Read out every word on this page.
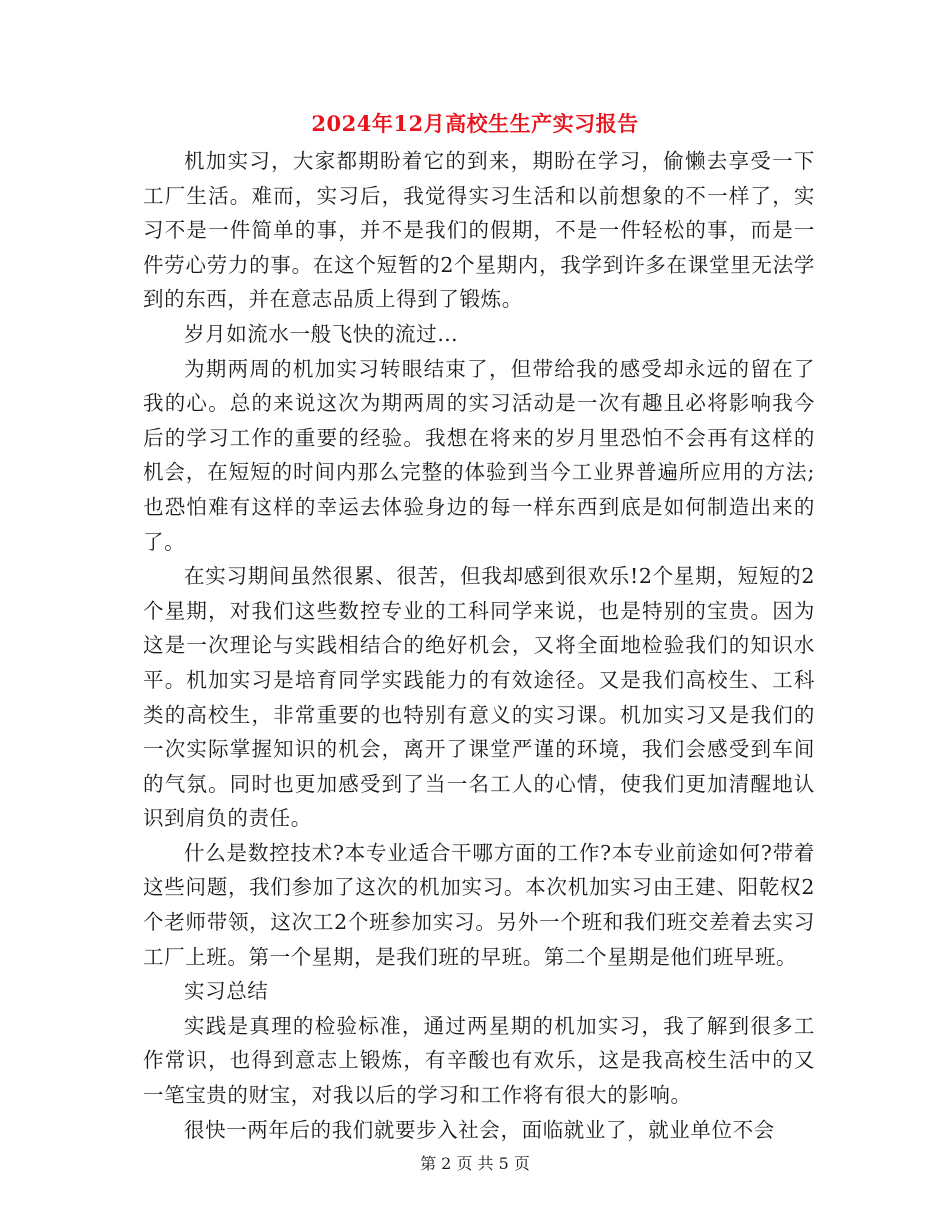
2024年12月高校生生产实习报告

机加实习，大家都期盼着它的到来，期盼在学习，偷懒去享受一下工厂生活。难而，实习后，我觉得实习生活和以前想象的不一样了，实习不是一件简单的事，并不是我们的假期，不是一件轻松的事，而是一件劳心劳力的事。在这个短暂的2个星期内，我学到许多在课堂里无法学到的东西，并在意志品质上得到了锻炼。

岁月如流水一般飞快的流过…

为期两周的机加实习转眼结束了，但带给我的感受却永远的留在了我的心。总的来说这次为期两周的实习活动是一次有趣且必将影响我今后的学习工作的重要的经验。我想在将来的岁月里恐怕不会再有这样的机会，在短短的时间内那么完整的体验到当今工业界普遍所应用的方法;也恐怕难有这样的幸运去体验身边的每一样东西到底是如何制造出来的了。

在实习期间虽然很累、很苦，但我却感到很欢乐!2个星期，短短的2个星期，对我们这些数控专业的工科同学来说，也是特别的宝贵。因为这是一次理论与实践相结合的绝好机会，又将全面地检验我们的知识水平。机加实习是培育同学实践能力的有效途径。又是我们高校生、工科类的高校生，非常重要的也特别有意义的实习课。机加实习又是我们的一次实际掌握知识的机会，离开了课堂严谨的环境，我们会感受到车间的气氛。同时也更加感受到了当一名工人的心情，使我们更加清醒地认识到肩负的责任。

什么是数控技术?本专业适合干哪方面的工作?本专业前途如何?带着这些问题，我们参加了这次的机加实习。本次机加实习由王建、阳乾权2个老师带领，这次工2个班参加实习。另外一个班和我们班交差着去实习工厂上班。第一个星期，是我们班的早班。第二个星期是他们班早班。

实习总结

实践是真理的检验标准，通过两星期的机加实习，我了解到很多工作常识，也得到意志上锻炼，有辛酸也有欢乐，这是我高校生活中的又一笔宝贵的财宝，对我以后的学习和工作将有很大的影响。

很快一两年后的我们就要步入社会，面临就业了，就业单位不会

第 2 页 共 5 页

■ **WRITTEN REQUEST**: Word for word, quote the full listing, omitting every picture.

■ **ANSWER TO THE PROBLEM**:
Read out every word on this page.
2024年12月高校生生产实习报告

机加实习，大家都期盼着它的到来，期盼在学习，偷懒去享受一下工厂生活。难而，实习后，我觉得实习生活和以前想象的不一样了，实习不是一件简单的事，并不是我们的假期，不是一件轻松的事，而是一件劳心劳力的事。在这个短暂的2个星期内，我学到许多在课堂里无法学到的东西，并在意志品质上得到了锻炼。

岁月如流水一般飞快的流过…

为期两周的机加实习转眼结束了，但带给我的感受却永远的留在了我的心。总的来说这次为期两周的实习活动是一次有趣且必将影响我今后的学习工作的重要的经验。我想在将来的岁月里恐怕不会再有这样的机会，在短短的时间内那么完整的体验到当今工业界普遍所应用的方法;也恐怕难有这样的幸运去体验身边的每一样东西到底是如何制造出来的了。

在实习期间虽然很累、很苦，但我却感到很欢乐!2个星期，短短的2个星期，对我们这些数控专业的工科同学来说，也是特别的宝贵。因为这是一次理论与实践相结合的绝好机会，又将全面地检验我们的知识水平。机加实习是培育同学实践能力的有效途径。又是我们高校生、工科类的高校生，非常重要的也特别有意义的实习课。机加实习又是我们的一次实际掌握知识的机会，离开了课堂严谨的环境，我们会感受到车间的气氛。同时也更加感受到了当一名工人的心情，使我们更加清醒地认识到肩负的责任。

什么是数控技术?本专业适合干哪方面的工作?本专业前途如何?带着这些问题，我们参加了这次的机加实习。本次机加实习由王建、阳乾权2个老师带领，这次工2个班参加实习。另外一个班和我们班交差着去实习工厂上班。第一个星期，是我们班的早班。第二个星期是他们班早班。

实习总结

实践是真理的检验标准，通过两星期的机加实习，我了解到很多工作常识，也得到意志上锻炼，有辛酸也有欢乐，这是我高校生活中的又一笔宝贵的财宝，对我以后的学习和工作将有很大的影响。

很快一两年后的我们就要步入社会，面临就业了，就业单位不会

第 2 页 共 5 页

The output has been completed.